TO BE DONE:
Go through the entries and say how many lines contain the string "this". The number is the whole answer.

[Rows from a figure dataset]
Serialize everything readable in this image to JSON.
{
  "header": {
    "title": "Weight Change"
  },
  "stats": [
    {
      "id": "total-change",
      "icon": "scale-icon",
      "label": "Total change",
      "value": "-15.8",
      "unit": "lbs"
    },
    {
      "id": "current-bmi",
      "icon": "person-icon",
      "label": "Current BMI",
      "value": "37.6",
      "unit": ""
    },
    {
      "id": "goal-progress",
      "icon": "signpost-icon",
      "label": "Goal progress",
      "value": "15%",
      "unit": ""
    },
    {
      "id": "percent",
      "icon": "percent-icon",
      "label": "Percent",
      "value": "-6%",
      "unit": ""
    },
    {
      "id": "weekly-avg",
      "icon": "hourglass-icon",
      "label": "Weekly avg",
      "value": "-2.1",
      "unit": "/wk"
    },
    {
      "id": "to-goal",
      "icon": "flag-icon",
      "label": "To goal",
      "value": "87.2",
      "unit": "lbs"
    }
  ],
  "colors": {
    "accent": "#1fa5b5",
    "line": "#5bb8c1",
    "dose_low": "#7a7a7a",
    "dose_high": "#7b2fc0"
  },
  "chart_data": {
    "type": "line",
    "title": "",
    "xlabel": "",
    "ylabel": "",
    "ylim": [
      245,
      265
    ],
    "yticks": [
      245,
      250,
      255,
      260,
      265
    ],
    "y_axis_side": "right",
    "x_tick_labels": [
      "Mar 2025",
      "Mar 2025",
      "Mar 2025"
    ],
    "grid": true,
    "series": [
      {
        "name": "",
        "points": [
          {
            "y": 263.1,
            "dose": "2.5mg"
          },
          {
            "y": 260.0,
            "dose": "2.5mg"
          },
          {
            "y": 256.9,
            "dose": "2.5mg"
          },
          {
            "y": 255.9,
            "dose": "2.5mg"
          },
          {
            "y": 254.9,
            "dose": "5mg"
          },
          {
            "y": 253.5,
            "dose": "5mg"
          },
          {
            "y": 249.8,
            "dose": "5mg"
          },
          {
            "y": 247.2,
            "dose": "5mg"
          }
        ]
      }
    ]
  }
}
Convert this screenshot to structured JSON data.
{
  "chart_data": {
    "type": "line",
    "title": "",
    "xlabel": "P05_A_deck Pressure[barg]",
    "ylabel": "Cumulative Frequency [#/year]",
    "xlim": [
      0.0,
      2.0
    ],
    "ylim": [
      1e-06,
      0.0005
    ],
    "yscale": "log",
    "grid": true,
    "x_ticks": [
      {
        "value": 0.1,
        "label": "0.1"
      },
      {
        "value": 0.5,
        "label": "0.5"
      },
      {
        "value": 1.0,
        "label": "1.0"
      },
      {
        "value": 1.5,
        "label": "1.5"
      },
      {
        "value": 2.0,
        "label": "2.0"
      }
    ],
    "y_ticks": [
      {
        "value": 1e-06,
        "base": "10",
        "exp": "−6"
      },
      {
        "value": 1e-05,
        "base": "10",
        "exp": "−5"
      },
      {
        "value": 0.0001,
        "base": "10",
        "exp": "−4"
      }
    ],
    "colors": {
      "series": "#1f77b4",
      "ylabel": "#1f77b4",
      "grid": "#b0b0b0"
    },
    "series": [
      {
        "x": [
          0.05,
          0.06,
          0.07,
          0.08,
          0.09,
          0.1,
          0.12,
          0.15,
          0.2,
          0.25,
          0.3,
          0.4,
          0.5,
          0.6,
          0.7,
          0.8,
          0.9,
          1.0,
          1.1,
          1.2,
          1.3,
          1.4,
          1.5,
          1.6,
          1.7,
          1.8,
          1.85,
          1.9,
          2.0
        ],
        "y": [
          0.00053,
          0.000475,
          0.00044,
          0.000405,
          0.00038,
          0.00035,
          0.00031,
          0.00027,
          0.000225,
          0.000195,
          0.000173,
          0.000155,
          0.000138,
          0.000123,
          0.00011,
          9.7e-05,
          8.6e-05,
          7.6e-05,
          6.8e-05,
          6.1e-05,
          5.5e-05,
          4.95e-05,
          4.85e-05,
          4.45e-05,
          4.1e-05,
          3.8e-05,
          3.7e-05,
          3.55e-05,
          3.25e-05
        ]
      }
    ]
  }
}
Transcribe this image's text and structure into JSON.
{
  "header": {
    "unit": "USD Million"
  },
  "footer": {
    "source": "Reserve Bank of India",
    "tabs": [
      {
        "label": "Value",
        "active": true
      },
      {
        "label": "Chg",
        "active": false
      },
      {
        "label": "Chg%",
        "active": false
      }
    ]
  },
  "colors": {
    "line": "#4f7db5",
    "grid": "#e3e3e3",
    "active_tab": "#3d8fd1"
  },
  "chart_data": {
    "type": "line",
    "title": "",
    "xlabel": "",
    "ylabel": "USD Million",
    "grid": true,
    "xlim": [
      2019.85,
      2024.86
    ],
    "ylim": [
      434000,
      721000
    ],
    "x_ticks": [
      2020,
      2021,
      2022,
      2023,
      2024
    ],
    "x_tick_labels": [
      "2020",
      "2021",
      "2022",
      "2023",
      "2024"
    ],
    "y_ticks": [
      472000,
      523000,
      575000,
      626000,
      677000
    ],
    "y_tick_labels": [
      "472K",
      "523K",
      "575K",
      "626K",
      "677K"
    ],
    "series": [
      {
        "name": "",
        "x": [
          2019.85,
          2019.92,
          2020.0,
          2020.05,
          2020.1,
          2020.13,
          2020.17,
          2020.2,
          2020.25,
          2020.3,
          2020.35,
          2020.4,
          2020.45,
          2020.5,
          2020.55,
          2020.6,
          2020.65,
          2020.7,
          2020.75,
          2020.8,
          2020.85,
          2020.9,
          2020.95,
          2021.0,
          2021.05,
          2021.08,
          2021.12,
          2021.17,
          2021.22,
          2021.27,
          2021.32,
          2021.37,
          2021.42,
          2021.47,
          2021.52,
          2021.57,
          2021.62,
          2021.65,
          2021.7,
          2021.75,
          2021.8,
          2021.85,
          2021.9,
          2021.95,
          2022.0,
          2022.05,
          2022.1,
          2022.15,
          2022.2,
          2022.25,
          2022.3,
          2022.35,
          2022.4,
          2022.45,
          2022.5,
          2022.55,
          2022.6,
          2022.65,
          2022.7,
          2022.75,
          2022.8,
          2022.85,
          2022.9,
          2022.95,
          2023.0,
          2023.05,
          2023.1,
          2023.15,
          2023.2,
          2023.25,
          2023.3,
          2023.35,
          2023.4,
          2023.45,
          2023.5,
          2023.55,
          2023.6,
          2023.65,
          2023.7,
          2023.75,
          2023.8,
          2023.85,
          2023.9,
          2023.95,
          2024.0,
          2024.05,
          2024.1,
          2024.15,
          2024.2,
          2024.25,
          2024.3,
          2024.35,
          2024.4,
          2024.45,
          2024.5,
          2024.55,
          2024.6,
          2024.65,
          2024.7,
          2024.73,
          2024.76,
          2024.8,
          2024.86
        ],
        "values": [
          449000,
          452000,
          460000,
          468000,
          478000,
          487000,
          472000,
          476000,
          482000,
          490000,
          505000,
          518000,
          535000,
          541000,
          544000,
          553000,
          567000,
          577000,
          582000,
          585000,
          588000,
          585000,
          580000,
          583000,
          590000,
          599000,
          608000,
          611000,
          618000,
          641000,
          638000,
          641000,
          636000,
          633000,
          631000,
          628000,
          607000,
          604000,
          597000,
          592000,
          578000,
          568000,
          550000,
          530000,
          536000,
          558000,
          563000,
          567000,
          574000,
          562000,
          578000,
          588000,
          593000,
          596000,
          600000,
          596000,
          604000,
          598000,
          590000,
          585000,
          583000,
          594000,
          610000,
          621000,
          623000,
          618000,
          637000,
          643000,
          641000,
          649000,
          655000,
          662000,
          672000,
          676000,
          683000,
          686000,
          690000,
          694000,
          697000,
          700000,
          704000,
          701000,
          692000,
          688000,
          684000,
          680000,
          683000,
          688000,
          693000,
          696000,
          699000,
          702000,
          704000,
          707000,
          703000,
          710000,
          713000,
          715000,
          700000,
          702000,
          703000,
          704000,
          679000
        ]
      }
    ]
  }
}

CORRECT ANSWER:
3